SHORT PROBLEM
Gather all lines from the material that contain the word "content".

RECORDS FOR THE EXERCISE
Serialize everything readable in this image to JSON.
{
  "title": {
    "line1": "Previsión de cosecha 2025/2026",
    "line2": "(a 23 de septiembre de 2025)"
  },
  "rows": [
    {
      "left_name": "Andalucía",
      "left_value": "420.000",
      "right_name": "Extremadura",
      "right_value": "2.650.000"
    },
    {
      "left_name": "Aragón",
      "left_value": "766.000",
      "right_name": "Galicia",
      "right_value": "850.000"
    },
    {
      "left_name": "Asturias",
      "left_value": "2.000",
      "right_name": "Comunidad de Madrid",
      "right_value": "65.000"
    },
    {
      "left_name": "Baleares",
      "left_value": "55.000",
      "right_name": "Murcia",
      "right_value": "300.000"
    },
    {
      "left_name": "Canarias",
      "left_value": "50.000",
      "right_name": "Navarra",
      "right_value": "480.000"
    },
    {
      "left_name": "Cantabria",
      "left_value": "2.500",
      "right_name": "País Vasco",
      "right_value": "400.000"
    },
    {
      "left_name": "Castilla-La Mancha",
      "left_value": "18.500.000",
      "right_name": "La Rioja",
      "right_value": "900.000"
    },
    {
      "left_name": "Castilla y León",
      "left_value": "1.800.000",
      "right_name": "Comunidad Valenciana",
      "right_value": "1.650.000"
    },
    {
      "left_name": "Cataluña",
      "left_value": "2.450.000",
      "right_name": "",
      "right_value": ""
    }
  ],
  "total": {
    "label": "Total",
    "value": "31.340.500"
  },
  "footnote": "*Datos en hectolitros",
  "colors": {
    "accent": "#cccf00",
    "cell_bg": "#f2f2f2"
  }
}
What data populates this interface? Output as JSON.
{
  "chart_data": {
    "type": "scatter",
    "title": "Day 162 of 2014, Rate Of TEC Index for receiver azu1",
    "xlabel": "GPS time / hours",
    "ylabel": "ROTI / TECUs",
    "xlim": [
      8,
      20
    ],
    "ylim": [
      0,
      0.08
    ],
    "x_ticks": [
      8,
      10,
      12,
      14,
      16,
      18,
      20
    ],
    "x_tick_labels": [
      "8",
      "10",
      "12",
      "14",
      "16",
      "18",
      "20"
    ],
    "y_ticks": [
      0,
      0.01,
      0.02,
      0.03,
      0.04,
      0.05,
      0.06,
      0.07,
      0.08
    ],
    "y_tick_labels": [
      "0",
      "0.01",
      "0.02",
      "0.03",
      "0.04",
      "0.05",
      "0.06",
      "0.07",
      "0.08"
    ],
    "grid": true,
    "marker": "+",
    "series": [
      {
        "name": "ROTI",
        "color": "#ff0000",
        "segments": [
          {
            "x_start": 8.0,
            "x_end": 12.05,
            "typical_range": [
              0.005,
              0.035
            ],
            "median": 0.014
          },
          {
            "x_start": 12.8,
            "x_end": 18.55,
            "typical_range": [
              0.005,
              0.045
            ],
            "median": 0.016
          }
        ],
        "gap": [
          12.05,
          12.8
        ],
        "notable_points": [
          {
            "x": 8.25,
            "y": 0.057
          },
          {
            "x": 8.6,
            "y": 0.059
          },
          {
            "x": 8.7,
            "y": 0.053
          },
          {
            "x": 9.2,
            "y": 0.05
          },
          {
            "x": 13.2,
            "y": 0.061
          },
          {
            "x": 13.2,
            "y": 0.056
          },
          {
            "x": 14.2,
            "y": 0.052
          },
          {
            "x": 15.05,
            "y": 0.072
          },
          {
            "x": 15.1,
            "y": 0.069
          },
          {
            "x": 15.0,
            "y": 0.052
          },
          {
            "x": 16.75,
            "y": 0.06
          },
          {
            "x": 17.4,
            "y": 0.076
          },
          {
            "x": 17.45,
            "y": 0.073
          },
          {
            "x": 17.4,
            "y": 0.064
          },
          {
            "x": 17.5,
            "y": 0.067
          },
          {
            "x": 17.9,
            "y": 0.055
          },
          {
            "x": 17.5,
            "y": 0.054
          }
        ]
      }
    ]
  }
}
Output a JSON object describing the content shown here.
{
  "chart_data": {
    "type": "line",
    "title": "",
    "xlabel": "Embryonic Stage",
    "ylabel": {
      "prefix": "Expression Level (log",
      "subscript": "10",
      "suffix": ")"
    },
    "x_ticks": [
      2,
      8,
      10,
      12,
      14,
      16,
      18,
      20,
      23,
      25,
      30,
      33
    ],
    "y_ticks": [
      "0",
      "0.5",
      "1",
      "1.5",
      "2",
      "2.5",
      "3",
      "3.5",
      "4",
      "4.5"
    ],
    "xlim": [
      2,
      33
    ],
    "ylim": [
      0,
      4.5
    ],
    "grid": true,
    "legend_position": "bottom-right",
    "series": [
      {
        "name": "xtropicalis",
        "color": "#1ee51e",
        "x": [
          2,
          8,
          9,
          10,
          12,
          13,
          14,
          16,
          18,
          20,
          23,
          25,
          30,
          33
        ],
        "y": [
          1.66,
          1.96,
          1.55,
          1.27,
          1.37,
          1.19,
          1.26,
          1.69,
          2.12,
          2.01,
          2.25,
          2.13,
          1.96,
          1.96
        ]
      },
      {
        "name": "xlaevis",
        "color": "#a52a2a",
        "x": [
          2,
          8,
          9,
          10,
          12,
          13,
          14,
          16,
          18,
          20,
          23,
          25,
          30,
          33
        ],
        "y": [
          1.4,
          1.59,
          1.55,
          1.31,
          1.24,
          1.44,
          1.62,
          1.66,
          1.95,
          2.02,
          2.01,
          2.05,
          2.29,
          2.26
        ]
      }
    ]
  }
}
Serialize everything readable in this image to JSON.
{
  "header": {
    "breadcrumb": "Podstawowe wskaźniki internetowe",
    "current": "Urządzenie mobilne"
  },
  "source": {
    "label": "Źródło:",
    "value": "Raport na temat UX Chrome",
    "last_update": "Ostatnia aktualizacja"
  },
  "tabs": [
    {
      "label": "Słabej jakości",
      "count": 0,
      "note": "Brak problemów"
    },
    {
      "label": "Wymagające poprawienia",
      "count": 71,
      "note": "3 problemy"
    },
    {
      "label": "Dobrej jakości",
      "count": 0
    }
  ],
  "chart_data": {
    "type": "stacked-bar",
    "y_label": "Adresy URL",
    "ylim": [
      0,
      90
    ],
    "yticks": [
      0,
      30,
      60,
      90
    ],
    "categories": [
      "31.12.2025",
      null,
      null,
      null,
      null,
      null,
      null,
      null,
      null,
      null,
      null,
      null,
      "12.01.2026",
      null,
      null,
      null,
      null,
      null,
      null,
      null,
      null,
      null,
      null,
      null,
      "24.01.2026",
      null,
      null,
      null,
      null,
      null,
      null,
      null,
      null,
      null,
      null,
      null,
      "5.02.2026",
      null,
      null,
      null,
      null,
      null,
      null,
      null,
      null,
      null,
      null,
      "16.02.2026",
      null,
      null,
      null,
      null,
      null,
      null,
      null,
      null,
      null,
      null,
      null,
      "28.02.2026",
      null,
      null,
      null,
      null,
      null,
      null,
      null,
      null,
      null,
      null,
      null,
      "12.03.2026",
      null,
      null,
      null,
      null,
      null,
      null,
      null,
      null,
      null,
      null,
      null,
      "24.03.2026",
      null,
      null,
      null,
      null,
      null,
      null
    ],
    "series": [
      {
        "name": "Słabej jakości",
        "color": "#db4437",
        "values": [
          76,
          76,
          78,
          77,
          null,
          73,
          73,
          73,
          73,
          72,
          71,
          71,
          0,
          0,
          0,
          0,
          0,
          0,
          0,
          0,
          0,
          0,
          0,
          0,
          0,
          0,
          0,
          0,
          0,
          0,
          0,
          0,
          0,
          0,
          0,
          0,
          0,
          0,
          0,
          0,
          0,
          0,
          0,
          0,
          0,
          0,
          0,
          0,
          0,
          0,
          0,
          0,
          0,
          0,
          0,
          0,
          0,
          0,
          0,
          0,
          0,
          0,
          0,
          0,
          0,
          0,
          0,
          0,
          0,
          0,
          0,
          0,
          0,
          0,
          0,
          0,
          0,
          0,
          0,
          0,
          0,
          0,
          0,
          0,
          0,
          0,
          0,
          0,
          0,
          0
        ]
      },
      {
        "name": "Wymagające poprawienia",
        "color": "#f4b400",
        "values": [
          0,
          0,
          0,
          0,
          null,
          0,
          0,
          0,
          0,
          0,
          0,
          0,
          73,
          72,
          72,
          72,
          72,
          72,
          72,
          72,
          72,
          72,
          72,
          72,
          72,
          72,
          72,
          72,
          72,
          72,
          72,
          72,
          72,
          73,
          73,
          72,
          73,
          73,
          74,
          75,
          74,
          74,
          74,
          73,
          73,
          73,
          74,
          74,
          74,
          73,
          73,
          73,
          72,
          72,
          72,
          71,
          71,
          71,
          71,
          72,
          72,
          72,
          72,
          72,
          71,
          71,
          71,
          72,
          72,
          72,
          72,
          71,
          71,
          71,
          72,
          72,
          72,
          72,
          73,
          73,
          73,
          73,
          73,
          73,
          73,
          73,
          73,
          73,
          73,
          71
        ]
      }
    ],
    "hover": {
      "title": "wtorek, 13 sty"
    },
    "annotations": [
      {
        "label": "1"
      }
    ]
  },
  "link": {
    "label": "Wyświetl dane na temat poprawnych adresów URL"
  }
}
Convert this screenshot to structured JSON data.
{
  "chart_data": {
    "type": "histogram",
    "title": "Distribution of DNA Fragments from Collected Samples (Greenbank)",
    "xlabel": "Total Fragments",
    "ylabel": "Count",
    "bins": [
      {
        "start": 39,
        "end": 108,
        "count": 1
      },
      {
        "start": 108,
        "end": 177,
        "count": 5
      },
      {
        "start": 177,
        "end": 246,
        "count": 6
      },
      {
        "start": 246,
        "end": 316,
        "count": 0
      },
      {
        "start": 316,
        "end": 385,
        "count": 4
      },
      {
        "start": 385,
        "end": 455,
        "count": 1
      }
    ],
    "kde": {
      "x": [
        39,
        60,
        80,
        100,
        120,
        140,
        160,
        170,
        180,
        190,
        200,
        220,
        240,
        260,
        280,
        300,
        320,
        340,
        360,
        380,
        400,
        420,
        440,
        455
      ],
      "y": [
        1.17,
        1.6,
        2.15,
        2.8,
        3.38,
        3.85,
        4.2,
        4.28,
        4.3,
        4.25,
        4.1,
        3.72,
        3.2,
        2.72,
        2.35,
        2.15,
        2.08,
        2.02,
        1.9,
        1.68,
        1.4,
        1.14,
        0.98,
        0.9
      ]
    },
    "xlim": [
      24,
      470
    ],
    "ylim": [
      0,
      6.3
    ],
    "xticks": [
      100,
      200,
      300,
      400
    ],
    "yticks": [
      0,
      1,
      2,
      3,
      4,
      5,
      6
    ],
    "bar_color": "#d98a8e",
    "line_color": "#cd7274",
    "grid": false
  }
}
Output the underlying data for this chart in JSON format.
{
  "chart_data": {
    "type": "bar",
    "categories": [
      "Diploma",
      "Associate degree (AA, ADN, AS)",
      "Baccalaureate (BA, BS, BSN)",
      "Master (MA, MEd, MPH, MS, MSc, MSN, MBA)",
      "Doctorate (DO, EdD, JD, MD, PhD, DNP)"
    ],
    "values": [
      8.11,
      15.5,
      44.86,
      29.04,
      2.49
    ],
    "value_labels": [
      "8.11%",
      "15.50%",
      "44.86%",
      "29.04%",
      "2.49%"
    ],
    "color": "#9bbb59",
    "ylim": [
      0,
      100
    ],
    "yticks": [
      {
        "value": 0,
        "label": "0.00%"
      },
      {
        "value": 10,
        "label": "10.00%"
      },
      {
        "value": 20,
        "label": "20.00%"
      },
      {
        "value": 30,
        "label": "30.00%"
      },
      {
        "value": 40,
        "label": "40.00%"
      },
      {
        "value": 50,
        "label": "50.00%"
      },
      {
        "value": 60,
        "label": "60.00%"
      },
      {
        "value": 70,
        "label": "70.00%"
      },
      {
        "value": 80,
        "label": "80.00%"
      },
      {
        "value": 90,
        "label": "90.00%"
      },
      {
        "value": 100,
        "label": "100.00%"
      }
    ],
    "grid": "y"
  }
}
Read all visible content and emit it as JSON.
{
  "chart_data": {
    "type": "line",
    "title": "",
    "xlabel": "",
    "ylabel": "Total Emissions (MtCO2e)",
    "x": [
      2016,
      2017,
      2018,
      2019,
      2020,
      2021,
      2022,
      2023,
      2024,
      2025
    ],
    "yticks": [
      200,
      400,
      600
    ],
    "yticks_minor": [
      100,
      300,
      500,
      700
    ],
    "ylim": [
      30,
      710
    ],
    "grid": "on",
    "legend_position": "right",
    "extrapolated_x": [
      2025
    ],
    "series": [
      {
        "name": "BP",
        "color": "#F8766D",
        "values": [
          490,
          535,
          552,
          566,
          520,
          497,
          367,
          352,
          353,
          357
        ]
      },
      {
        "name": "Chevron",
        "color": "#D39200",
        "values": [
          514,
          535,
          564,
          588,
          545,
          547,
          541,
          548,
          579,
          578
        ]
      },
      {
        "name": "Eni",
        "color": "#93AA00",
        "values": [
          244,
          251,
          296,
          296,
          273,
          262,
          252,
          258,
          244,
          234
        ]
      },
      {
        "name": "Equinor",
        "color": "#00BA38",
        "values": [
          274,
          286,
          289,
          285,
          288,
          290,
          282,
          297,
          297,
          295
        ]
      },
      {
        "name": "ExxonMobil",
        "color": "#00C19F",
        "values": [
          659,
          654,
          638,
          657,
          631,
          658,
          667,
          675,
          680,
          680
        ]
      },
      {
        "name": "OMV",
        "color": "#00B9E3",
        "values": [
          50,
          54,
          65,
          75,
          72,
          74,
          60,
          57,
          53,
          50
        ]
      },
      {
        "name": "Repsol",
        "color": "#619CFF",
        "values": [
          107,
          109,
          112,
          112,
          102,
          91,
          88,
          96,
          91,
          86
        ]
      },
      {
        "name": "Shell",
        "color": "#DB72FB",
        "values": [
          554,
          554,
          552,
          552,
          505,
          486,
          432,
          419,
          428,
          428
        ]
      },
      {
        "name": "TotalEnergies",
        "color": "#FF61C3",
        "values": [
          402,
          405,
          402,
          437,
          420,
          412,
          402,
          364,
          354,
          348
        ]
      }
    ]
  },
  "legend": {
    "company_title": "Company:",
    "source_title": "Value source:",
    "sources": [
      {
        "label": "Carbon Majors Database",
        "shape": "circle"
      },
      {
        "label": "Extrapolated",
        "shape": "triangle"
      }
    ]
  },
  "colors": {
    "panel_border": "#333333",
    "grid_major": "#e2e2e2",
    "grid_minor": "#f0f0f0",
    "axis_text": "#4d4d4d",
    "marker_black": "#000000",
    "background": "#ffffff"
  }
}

EXERCISE RESULT
Output a JSON object describing the content shown here.
Read all visible content and emit it as JSON.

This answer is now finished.